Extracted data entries
--------
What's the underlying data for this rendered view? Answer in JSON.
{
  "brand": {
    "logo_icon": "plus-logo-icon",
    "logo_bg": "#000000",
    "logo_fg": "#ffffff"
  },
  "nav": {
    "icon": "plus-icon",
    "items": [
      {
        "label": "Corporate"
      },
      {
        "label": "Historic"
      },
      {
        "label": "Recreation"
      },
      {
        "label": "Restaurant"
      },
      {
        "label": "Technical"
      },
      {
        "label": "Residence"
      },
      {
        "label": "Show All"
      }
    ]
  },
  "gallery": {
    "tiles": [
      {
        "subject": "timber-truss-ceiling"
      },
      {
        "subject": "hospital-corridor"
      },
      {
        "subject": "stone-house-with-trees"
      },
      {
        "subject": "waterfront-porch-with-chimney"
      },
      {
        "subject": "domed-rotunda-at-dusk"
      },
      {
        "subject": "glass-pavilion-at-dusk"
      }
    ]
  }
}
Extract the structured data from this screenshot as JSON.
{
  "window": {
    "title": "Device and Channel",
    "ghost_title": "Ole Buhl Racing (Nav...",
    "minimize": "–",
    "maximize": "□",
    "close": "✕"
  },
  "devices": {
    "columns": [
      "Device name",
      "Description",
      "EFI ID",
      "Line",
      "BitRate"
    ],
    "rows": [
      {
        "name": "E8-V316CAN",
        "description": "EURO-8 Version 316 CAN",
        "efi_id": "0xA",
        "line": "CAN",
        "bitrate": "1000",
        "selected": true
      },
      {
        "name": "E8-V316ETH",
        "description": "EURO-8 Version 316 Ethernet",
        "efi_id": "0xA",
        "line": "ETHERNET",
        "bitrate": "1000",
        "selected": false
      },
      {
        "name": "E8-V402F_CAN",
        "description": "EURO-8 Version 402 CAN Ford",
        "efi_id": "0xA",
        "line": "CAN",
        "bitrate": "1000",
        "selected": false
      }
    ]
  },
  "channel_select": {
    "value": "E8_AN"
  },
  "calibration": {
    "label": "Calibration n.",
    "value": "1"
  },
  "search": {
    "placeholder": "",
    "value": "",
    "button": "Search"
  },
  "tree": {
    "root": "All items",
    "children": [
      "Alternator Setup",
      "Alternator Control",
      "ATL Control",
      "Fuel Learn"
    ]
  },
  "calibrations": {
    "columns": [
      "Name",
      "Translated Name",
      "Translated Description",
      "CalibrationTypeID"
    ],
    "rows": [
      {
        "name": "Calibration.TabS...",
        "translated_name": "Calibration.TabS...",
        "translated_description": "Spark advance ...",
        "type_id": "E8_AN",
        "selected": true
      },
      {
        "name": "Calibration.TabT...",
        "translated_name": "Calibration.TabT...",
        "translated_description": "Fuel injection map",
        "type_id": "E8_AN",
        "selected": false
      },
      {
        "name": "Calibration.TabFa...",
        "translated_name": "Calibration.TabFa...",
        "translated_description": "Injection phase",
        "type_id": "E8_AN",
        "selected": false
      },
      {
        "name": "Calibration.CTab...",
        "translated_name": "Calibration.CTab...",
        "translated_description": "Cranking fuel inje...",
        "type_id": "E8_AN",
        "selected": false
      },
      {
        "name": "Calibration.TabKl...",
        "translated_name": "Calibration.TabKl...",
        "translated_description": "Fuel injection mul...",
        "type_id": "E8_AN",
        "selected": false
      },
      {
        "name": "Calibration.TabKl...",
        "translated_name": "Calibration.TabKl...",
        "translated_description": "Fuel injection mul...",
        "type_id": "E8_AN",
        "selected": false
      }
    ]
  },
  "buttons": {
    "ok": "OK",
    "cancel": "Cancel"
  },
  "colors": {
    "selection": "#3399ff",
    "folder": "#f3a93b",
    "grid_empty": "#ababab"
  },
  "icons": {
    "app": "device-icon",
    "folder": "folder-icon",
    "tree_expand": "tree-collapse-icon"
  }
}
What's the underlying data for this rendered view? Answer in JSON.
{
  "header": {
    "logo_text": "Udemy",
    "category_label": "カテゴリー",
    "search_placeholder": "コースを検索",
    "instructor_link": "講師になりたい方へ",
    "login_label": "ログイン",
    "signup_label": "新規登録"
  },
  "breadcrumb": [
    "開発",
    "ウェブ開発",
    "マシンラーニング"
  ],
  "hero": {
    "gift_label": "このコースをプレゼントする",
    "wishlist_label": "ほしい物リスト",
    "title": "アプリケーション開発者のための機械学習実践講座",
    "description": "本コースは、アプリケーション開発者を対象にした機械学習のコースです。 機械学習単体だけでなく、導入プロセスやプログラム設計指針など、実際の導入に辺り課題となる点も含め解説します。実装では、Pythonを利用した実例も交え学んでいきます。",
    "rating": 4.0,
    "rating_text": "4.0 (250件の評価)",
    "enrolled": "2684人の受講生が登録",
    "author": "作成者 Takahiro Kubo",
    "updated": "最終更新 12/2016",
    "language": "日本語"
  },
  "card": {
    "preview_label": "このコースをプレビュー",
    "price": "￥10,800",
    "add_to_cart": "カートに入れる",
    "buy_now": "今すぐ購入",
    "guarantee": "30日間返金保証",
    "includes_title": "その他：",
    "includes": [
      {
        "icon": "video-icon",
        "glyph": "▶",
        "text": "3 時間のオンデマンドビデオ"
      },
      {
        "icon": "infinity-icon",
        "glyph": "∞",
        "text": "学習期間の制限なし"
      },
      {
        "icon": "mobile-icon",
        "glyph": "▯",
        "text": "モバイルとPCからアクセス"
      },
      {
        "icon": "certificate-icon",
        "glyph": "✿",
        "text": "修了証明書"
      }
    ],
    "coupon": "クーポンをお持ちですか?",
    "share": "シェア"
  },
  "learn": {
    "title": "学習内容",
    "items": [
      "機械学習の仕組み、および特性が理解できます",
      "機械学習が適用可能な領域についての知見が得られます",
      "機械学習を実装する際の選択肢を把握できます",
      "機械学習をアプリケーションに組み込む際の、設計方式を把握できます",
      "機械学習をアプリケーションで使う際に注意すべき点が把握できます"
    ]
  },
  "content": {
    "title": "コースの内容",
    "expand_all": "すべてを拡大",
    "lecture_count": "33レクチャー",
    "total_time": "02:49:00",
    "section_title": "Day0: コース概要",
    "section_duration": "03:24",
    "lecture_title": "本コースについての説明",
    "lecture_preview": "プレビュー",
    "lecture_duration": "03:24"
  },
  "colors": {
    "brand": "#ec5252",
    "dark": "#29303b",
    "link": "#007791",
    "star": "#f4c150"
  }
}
--------
▸ Your instructions:
Give an exact repetition of all the material.

▸ Response:
What's the underlying data for this rendered view? Answer in JSON.
{
  "brand": {
    "logo_icon": "plus-logo-icon",
    "logo_bg": "#000000",
    "logo_fg": "#ffffff"
  },
  "nav": {
    "icon": "plus-icon",
    "items": [
      {
        "label": "Corporate"
      },
      {
        "label": "Historic"
      },
      {
        "label": "Recreation"
      },
      {
        "label": "Restaurant"
      },
      {
        "label": "Technical"
      },
      {
        "label": "Residence"
      },
      {
        "label": "Show All"
      }
    ]
  },
  "gallery": {
    "tiles": [
      {
        "subject": "timber-truss-ceiling"
      },
      {
        "subject": "hospital-corridor"
      },
      {
        "subject": "stone-house-with-trees"
      },
      {
        "subject": "waterfront-porch-with-chimney"
      },
      {
        "subject": "domed-rotunda-at-dusk"
      },
      {
        "subject": "glass-pavilion-at-dusk"
      }
    ]
  }
}
Extract the structured data from this screenshot as JSON.
{
  "window": {
    "title": "Device and Channel",
    "ghost_title": "Ole Buhl Racing (Nav...",
    "minimize": "–",
    "maximize": "□",
    "close": "✕"
  },
  "devices": {
    "columns": [
      "Device name",
      "Description",
      "EFI ID",
      "Line",
      "BitRate"
    ],
    "rows": [
      {
        "name": "E8-V316CAN",
        "description": "EURO-8 Version 316 CAN",
        "efi_id": "0xA",
        "line": "CAN",
        "bitrate": "1000",
        "selected": true
      },
      {
        "name": "E8-V316ETH",
        "description": "EURO-8 Version 316 Ethernet",
        "efi_id": "0xA",
        "line": "ETHERNET",
        "bitrate": "1000",
        "selected": false
      },
      {
        "name": "E8-V402F_CAN",
        "description": "EURO-8 Version 402 CAN Ford",
        "efi_id": "0xA",
        "line": "CAN",
        "bitrate": "1000",
        "selected": false
      }
    ]
  },
  "channel_select": {
    "value": "E8_AN"
  },
  "calibration": {
    "label": "Calibration n.",
    "value": "1"
  },
  "search": {
    "placeholder": "",
    "value": "",
    "button": "Search"
  },
  "tree": {
    "root": "All items",
    "children": [
      "Alternator Setup",
      "Alternator Control",
      "ATL Control",
      "Fuel Learn"
    ]
  },
  "calibrations": {
    "columns": [
      "Name",
      "Translated Name",
      "Translated Description",
      "CalibrationTypeID"
    ],
    "rows": [
      {
        "name": "Calibration.TabS...",
        "translated_name": "Calibration.TabS...",
        "translated_description": "Spark advance ...",
        "type_id": "E8_AN",
        "selected": true
      },
      {
        "name": "Calibration.TabT...",
        "translated_name": "Calibration.TabT...",
        "translated_description": "Fuel injection map",
        "type_id": "E8_AN",
        "selected": false
      },
      {
        "name": "Calibration.TabFa...",
        "translated_name": "Calibration.TabFa...",
        "translated_description": "Injection phase",
        "type_id": "E8_AN",
        "selected": false
      },
      {
        "name": "Calibration.CTab...",
        "translated_name": "Calibration.CTab...",
        "translated_description": "Cranking fuel inje...",
        "type_id": "E8_AN",
        "selected": false
      },
      {
        "name": "Calibration.TabKl...",
        "translated_name": "Calibration.TabKl...",
        "translated_description": "Fuel injection mul...",
        "type_id": "E8_AN",
        "selected": false
      },
      {
        "name": "Calibration.TabKl...",
        "translated_name": "Calibration.TabKl...",
        "translated_description": "Fuel injection mul...",
        "type_id": "E8_AN",
        "selected": false
      }
    ]
  },
  "buttons": {
    "ok": "OK",
    "cancel": "Cancel"
  },
  "colors": {
    "selection": "#3399ff",
    "folder": "#f3a93b",
    "grid_empty": "#ababab"
  },
  "icons": {
    "app": "device-icon",
    "folder": "folder-icon",
    "tree_expand": "tree-collapse-icon"
  }
}
What's the underlying data for this rendered view? Answer in JSON.
{
  "header": {
    "logo_text": "Udemy",
    "category_label": "カテゴリー",
    "search_placeholder": "コースを検索",
    "instructor_link": "講師になりたい方へ",
    "login_label": "ログイン",
    "signup_label": "新規登録"
  },
  "breadcrumb": [
    "開発",
    "ウェブ開発",
    "マシンラーニング"
  ],
  "hero": {
    "gift_label": "このコースをプレゼントする",
    "wishlist_label": "ほしい物リスト",
    "title": "アプリケーション開発者のための機械学習実践講座",
    "description": "本コースは、アプリケーション開発者を対象にした機械学習のコースです。 機械学習単体だけでなく、導入プロセスやプログラム設計指針など、実際の導入に辺り課題となる点も含め解説します。実装では、Pythonを利用した実例も交え学んでいきます。",
    "rating": 4.0,
    "rating_text": "4.0 (250件の評価)",
    "enrolled": "2684人の受講生が登録",
    "author": "作成者 Takahiro Kubo",
    "updated": "最終更新 12/2016",
    "language": "日本語"
  },
  "card": {
    "preview_label": "このコースをプレビュー",
    "price": "￥10,800",
    "add_to_cart": "カートに入れる",
    "buy_now": "今すぐ購入",
    "guarantee": "30日間返金保証",
    "includes_title": "その他：",
    "includes": [
      {
        "icon": "video-icon",
        "glyph": "▶",
        "text": "3 時間のオンデマンドビデオ"
      },
      {
        "icon": "infinity-icon",
        "glyph": "∞",
        "text": "学習期間の制限なし"
      },
      {
        "icon": "mobile-icon",
        "glyph": "▯",
        "text": "モバイルとPCからアクセス"
      },
      {
        "icon": "certificate-icon",
        "glyph": "✿",
        "text": "修了証明書"
      }
    ],
    "coupon": "クーポンをお持ちですか?",
    "share": "シェア"
  },
  "learn": {
    "title": "学習内容",
    "items": [
      "機械学習の仕組み、および特性が理解できます",
      "機械学習が適用可能な領域についての知見が得られます",
      "機械学習を実装する際の選択肢を把握できます",
      "機械学習をアプリケーションに組み込む際の、設計方式を把握できます",
      "機械学習をアプリケーションで使う際に注意すべき点が把握できます"
    ]
  },
  "content": {
    "title": "コースの内容",
    "expand_all": "すべてを拡大",
    "lecture_count": "33レクチャー",
    "total_time": "02:49:00",
    "section_title": "Day0: コース概要",
    "section_duration": "03:24",
    "lecture_title": "本コースについての説明",
    "lecture_preview": "プレビュー",
    "lecture_duration": "03:24"
  },
  "colors": {
    "brand": "#ec5252",
    "dark": "#29303b",
    "link": "#007791",
    "star": "#f4c150"
  }
}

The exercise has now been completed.